REQUIRED WORK
Print only the closing part of the entries. It starts at the line containing "What does this" and includes the final line, exactly as written.

INPUT
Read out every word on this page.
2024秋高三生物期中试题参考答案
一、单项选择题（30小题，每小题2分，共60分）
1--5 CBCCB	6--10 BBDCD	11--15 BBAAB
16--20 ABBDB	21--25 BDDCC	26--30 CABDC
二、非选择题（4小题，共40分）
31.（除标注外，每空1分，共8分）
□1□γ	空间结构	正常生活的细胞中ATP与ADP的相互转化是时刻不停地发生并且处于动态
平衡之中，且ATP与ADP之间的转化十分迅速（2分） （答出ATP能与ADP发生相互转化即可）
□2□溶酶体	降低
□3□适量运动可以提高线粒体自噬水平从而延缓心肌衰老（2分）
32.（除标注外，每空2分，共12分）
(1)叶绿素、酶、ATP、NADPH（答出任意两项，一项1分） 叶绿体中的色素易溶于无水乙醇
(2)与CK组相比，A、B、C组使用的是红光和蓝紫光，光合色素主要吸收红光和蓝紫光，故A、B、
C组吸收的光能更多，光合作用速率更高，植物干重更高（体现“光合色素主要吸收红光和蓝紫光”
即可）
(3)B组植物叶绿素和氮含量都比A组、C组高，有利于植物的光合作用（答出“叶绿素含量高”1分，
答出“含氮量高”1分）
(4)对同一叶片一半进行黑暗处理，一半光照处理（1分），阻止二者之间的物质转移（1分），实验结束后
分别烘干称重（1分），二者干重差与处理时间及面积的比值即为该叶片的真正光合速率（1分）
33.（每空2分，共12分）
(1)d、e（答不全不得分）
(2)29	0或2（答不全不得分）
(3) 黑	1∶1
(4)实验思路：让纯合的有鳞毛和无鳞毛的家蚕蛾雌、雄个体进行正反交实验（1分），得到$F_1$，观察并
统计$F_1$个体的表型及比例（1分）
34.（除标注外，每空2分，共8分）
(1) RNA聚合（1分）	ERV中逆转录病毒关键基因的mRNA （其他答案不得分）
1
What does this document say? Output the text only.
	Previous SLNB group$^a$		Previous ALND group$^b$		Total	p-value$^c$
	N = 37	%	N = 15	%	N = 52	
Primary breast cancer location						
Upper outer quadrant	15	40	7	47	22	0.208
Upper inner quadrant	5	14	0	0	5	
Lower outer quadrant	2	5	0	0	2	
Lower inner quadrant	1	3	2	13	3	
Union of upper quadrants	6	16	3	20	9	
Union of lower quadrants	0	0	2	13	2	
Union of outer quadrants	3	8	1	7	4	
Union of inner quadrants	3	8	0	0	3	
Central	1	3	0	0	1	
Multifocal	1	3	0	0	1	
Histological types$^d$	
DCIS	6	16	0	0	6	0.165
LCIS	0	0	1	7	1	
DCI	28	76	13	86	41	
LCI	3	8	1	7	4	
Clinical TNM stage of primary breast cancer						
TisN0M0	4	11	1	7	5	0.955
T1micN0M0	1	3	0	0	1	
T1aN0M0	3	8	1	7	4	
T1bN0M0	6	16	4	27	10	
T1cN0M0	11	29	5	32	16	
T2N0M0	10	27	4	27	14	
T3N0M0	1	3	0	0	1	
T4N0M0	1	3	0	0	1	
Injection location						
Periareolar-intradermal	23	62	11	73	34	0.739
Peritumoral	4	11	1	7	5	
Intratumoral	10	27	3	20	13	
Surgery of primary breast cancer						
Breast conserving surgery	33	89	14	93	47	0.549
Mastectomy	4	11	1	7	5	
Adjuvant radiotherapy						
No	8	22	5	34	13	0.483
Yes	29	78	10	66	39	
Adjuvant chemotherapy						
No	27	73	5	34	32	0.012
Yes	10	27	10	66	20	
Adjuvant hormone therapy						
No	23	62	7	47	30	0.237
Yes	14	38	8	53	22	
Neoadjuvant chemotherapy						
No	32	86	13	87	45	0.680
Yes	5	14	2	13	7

EXERCISE ANSWER
What does this document say? Output the text only.
	Previous SLNB group$^a$		Previous ALND group$^b$		Total	p-value$^c$
	N = 37	%	N = 15	%	N = 52	
Primary breast cancer location						
Upper outer quadrant	15	40	7	47	22	0.208
Upper inner quadrant	5	14	0	0	5	
Lower outer quadrant	2	5	0	0	2	
Lower inner quadrant	1	3	2	13	3	
Union of upper quadrants	6	16	3	20	9	
Union of lower quadrants	0	0	2	13	2	
Union of outer quadrants	3	8	1	7	4	
Union of inner quadrants	3	8	0	0	3	
Central	1	3	0	0	1	
Multifocal	1	3	0	0	1	
Histological types$^d$	
DCIS	6	16	0	0	6	0.165
LCIS	0	0	1	7	1	
DCI	28	76	13	86	41	
LCI	3	8	1	7	4	
Clinical TNM stage of primary breast cancer						
TisN0M0	4	11	1	7	5	0.955
T1micN0M0	1	3	0	0	1	
T1aN0M0	3	8	1	7	4	
T1bN0M0	6	16	4	27	10	
T1cN0M0	11	29	5	32	16	
T2N0M0	10	27	4	27	14	
T3N0M0	1	3	0	0	1	
T4N0M0	1	3	0	0	1	
Injection location						
Periareolar-intradermal	23	62	11	73	34	0.739
Peritumoral	4	11	1	7	5	
Intratumoral	10	27	3	20	13	
Surgery of primary breast cancer						
Breast conserving surgery	33	89	14	93	47	0.549
Mastectomy	4	11	1	7	5	
Adjuvant radiotherapy						
No	8	22	5	34	13	0.483
Yes	29	78	10	66	39	
Adjuvant chemotherapy						
No	27	73	5	34	32	0.012
Yes	10	27	10	66	20	
Adjuvant hormone therapy						
No	23	62	7	47	30	0.237
Yes	14	38	8	53	22	
Neoadjuvant chemotherapy						
No	32	86	13	87	45	0.680
Yes	5	14	2	13	7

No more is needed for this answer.